--- START Data to process ---

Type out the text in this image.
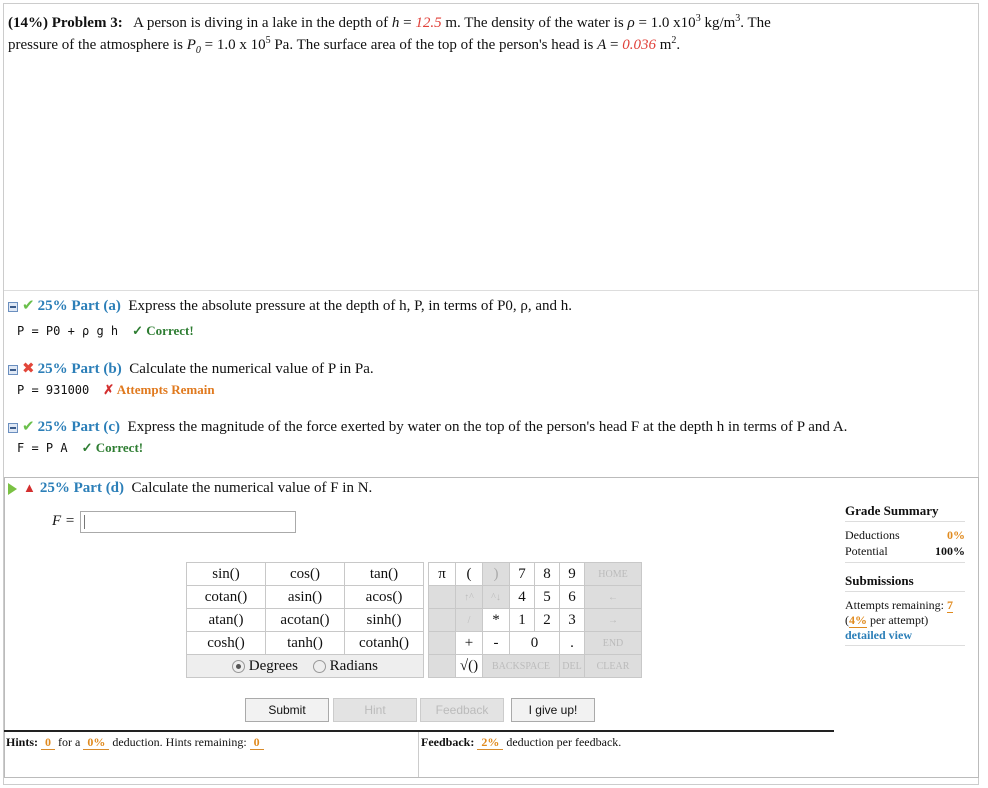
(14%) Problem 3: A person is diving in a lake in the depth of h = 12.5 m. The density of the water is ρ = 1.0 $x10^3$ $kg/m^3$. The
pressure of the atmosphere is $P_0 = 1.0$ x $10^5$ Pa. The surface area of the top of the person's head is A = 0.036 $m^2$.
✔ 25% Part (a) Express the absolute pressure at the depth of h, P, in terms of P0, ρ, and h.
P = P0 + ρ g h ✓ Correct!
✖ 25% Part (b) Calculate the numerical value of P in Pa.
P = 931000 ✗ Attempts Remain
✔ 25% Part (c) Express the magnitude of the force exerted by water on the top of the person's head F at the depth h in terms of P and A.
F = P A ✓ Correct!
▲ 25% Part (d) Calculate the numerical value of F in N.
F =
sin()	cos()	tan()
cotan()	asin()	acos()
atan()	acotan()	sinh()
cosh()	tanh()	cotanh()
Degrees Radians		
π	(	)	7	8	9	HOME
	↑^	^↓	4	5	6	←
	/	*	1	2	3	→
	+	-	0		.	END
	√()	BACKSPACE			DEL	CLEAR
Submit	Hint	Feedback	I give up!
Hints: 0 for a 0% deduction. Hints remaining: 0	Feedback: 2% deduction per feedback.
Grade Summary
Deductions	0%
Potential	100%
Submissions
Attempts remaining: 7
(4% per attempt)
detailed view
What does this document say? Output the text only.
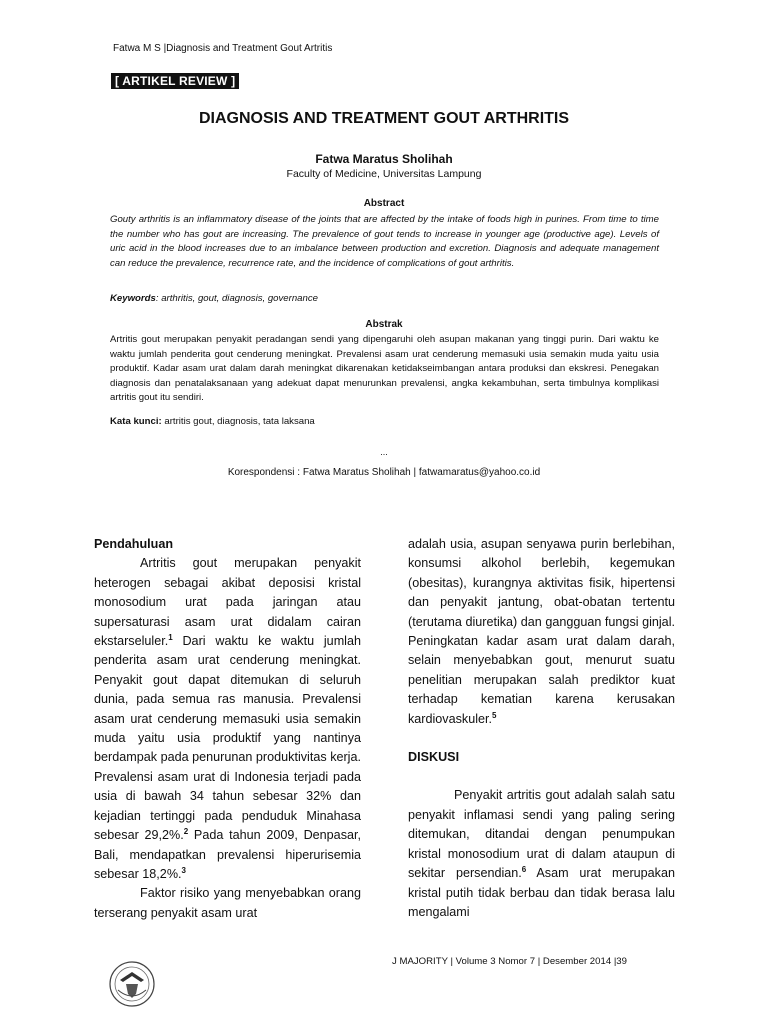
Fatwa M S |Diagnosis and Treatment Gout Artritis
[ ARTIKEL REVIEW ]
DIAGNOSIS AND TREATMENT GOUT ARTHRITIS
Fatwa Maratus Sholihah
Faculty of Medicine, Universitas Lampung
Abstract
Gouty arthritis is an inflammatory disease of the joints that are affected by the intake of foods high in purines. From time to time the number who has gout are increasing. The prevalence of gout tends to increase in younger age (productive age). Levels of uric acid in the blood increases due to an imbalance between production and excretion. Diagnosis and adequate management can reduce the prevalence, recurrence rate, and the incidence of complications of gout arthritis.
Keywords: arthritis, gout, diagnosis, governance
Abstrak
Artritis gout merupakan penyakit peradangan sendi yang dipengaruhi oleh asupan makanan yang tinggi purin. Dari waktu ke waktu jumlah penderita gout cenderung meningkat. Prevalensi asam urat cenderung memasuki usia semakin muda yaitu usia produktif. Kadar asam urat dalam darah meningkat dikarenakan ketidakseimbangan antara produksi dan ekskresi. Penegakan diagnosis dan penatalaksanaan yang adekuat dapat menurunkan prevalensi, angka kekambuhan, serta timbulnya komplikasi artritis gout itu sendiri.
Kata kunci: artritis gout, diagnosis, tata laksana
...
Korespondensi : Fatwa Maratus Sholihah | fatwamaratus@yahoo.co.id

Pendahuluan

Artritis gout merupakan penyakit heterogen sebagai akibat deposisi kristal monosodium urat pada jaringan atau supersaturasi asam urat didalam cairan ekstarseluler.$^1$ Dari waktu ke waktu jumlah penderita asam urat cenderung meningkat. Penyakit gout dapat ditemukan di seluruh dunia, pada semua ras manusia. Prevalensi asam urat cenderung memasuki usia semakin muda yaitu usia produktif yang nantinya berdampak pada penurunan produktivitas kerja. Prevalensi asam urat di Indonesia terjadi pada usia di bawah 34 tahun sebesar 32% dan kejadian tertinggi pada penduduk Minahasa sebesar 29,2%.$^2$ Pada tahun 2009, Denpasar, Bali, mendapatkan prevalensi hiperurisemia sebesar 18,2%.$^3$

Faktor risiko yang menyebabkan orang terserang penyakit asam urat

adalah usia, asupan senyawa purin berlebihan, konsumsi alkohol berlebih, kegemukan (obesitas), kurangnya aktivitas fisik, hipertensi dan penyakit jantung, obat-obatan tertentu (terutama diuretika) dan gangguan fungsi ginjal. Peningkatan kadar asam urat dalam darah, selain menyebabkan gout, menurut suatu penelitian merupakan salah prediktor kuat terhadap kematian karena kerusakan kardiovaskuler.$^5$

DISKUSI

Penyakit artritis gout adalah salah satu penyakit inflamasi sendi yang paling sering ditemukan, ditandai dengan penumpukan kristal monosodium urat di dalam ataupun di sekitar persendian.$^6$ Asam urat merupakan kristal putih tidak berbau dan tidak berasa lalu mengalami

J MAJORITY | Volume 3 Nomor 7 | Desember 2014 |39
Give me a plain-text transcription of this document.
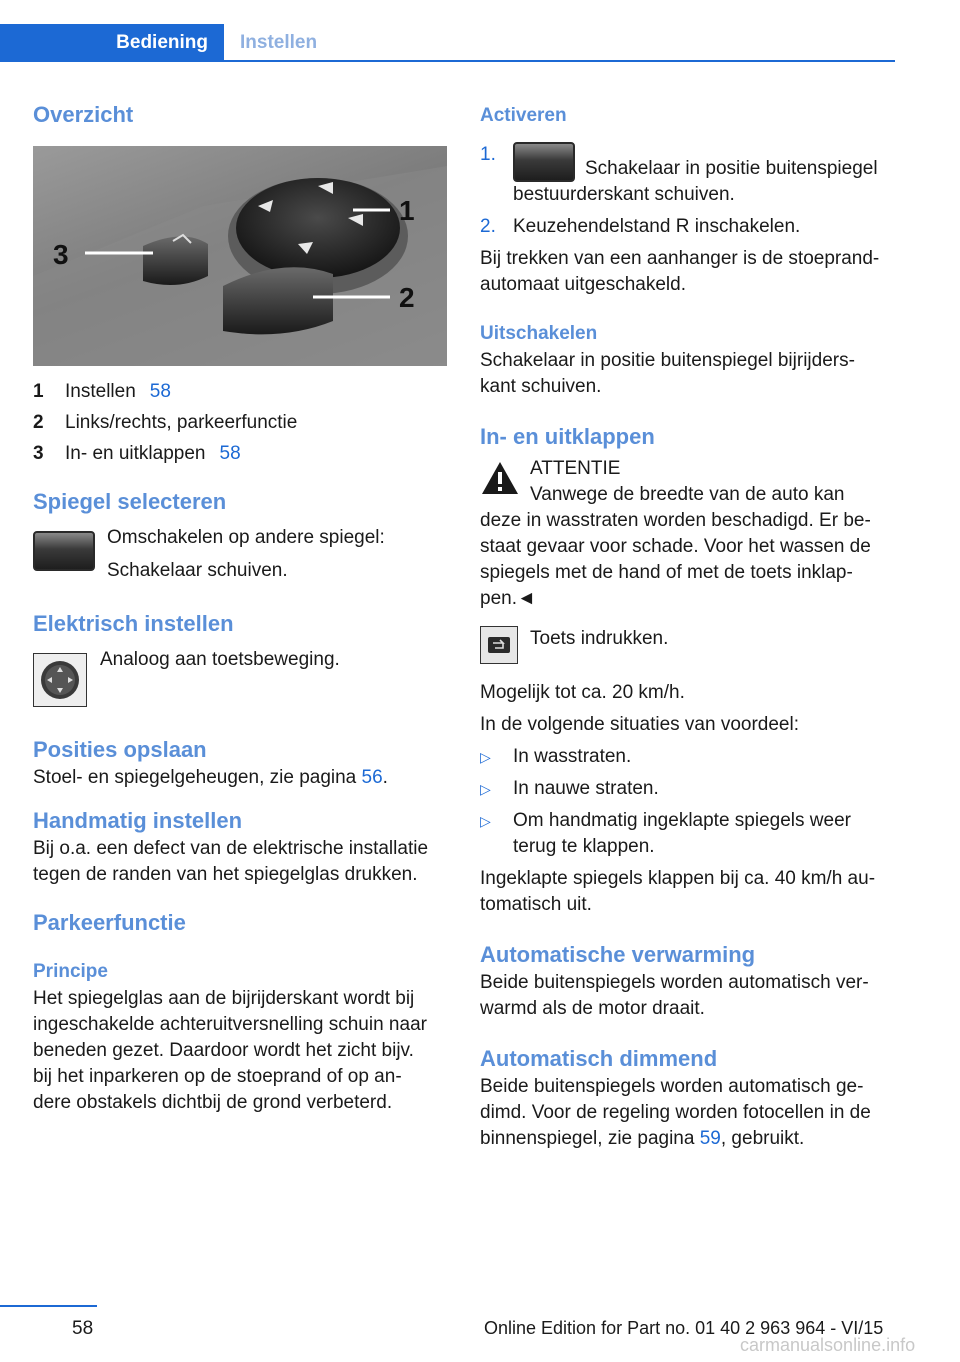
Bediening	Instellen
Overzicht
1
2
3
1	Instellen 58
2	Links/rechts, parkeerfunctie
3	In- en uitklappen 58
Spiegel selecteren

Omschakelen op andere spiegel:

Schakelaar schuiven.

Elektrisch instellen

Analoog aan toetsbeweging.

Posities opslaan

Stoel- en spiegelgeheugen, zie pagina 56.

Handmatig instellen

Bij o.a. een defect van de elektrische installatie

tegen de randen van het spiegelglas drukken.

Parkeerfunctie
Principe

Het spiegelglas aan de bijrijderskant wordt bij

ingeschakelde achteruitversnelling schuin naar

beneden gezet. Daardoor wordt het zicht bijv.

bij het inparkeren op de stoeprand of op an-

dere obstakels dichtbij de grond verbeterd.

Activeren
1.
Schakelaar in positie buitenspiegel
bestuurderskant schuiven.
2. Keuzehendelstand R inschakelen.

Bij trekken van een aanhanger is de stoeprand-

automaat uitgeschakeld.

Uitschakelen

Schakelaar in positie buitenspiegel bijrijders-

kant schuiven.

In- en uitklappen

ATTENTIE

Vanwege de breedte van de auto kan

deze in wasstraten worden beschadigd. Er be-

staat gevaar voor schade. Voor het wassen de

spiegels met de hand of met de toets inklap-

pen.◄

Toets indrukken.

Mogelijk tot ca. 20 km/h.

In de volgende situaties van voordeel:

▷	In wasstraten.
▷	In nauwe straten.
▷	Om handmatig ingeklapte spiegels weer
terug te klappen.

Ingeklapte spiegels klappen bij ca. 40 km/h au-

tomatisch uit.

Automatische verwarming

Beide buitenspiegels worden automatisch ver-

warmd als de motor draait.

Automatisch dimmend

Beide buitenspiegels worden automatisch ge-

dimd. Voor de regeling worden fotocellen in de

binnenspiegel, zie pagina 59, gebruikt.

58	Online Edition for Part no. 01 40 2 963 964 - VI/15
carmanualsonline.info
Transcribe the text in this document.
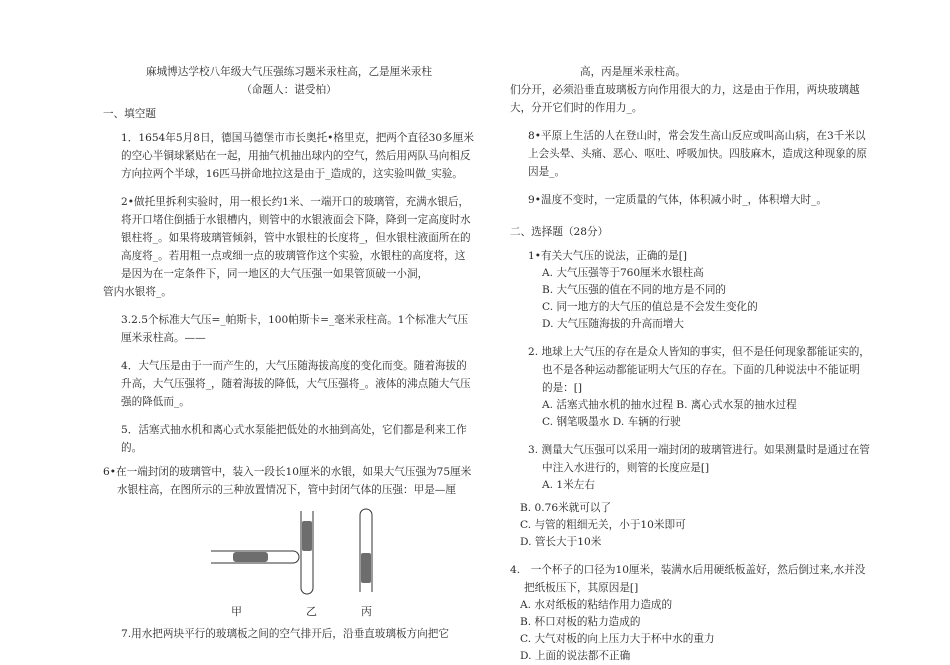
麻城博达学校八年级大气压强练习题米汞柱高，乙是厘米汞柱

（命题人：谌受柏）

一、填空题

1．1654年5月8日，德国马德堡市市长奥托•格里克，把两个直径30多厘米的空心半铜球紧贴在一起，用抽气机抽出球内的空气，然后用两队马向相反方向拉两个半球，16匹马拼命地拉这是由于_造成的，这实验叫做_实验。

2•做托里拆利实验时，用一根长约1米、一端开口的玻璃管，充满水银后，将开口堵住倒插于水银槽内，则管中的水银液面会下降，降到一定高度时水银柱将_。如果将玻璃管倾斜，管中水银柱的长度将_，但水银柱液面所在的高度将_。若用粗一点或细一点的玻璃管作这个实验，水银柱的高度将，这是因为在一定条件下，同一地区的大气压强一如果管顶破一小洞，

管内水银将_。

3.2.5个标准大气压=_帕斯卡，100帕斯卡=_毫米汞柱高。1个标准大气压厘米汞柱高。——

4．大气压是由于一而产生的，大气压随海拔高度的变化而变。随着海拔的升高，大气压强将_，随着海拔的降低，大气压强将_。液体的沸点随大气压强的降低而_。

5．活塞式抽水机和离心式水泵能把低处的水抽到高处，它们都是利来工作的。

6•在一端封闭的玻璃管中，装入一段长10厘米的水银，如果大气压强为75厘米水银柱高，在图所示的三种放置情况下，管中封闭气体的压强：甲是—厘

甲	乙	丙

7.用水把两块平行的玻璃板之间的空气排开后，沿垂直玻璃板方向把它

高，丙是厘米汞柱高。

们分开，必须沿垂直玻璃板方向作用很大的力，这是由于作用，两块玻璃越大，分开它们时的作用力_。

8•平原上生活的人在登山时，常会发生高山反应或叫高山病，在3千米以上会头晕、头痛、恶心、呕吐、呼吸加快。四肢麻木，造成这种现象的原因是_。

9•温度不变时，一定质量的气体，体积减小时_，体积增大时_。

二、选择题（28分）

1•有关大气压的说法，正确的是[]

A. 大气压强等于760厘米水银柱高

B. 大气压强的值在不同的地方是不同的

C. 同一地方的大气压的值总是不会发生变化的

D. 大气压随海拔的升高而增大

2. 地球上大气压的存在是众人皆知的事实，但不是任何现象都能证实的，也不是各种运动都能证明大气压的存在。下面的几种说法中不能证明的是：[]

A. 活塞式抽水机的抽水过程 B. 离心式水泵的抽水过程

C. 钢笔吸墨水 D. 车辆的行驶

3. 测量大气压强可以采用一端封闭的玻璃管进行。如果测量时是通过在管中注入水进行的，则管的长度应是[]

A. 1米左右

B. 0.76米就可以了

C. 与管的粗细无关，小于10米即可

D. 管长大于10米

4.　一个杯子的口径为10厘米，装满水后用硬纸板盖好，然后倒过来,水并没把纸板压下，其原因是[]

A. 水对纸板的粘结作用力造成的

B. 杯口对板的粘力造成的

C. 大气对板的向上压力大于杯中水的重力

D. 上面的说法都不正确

--- END Data to process ---

Task to carry out —
Pull every line containing the word "darah" out of the material.

Response to the exercise —
Artritis gout merupakan penyakit peradangan sendi yang dipengaruhi oleh asupan makanan yang tinggi purin. Dari waktu ke waktu jumlah penderita gout cenderung meningkat. Prevalensi asam urat cenderung memasuki usia semakin muda yaitu usia produktif. Kadar asam urat dalam darah meningkat dikarenakan ketidakseimbangan antara produksi dan ekskresi. Penegakan diagnosis dan penatalaksanaan yang adekuat dapat menurunkan prevalensi, angka kekambuhan, serta timbulnya komplikasi artritis gout itu sendiri.
adalah usia, asupan senyawa purin berlebihan, konsumsi alkohol berlebih, kegemukan (obesitas), kurangnya aktivitas fisik, hipertensi dan penyakit jantung, obat-obatan tertentu (terutama diuretika) dan gangguan fungsi ginjal. Peningkatan kadar asam urat dalam darah, selain menyebabkan gout, menurut suatu penelitian merupakan salah prediktor kuat terhadap kematian karena kerusakan kardiovaskuler.$^5$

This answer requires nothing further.